- [Directions for this task]: Search the records for the word "other" and report each line that has it.

- [Task input]:
-.-.-

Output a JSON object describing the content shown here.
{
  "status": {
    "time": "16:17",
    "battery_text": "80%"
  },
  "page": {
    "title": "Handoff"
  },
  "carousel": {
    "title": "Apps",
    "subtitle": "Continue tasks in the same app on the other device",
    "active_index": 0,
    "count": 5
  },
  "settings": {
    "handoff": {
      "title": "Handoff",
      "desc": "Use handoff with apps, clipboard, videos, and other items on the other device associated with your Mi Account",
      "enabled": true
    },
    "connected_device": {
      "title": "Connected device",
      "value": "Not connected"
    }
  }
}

-.-.-

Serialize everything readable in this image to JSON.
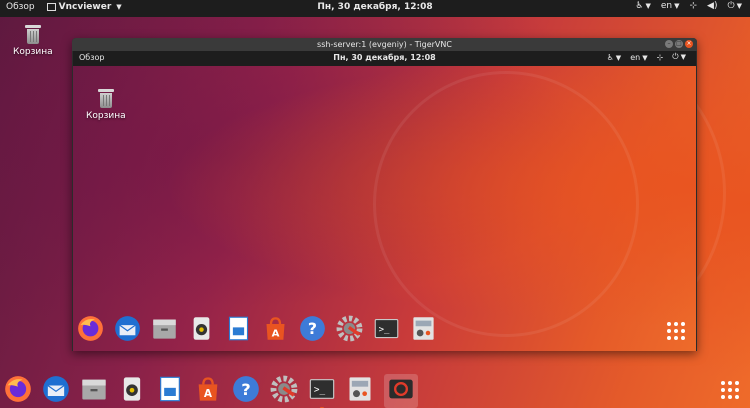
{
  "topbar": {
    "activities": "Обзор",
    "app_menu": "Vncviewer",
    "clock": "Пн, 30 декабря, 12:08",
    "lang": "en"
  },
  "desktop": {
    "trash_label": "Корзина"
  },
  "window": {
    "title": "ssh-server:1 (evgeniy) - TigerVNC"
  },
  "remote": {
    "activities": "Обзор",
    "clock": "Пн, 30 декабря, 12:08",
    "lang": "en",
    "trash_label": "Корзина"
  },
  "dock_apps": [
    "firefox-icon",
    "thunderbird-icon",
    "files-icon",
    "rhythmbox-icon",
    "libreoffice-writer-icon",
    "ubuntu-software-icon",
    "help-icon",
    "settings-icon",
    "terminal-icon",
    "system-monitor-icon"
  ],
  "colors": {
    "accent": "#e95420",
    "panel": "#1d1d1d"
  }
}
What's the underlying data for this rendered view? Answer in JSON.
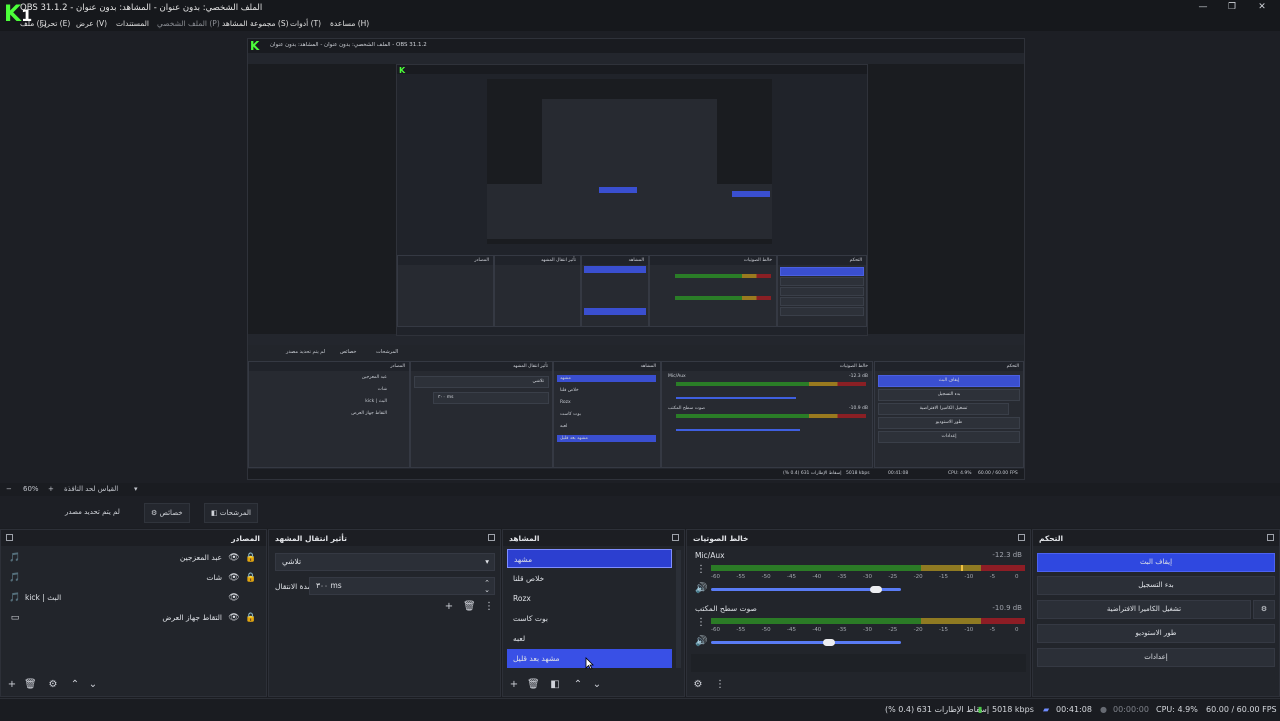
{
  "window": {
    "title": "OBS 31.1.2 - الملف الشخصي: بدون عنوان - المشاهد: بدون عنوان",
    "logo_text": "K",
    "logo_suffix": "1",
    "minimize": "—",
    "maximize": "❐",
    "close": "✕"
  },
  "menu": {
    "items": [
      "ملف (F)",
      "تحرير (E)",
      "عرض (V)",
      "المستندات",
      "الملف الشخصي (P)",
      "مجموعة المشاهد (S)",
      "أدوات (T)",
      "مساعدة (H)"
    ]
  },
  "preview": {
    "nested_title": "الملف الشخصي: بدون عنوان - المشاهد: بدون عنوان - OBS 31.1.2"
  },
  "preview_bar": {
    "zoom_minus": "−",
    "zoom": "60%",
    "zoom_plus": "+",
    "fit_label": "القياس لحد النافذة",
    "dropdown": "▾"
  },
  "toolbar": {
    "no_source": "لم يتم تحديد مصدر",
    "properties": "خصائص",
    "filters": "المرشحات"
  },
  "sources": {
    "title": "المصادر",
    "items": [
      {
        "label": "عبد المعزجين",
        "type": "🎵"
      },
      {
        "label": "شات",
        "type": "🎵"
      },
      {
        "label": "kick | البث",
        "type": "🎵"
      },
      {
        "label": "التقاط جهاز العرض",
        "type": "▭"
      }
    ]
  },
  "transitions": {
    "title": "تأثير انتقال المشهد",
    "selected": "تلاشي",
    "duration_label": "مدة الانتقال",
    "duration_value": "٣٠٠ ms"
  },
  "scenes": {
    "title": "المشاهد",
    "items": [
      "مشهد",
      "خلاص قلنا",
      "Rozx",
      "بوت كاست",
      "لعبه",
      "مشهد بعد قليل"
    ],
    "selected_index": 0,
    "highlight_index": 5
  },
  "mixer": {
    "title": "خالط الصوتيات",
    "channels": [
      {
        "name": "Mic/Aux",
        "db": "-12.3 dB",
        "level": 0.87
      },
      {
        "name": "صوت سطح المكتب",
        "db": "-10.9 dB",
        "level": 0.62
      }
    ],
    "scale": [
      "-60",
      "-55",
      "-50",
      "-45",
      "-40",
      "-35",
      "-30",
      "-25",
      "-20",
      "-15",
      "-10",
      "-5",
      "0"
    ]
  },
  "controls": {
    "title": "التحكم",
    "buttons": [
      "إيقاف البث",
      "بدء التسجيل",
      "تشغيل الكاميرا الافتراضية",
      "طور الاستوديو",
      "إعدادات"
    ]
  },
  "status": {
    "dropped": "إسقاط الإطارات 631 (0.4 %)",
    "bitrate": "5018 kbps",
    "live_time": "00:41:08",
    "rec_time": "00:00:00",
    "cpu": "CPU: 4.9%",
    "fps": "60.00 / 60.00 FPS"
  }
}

-.-.-

- [Task answer]:
    "subtitle": "Continue tasks in the same app on the other device",
      "desc": "Use handoff with apps, clipboard, videos, and other items on the other device associated with your Mi Account",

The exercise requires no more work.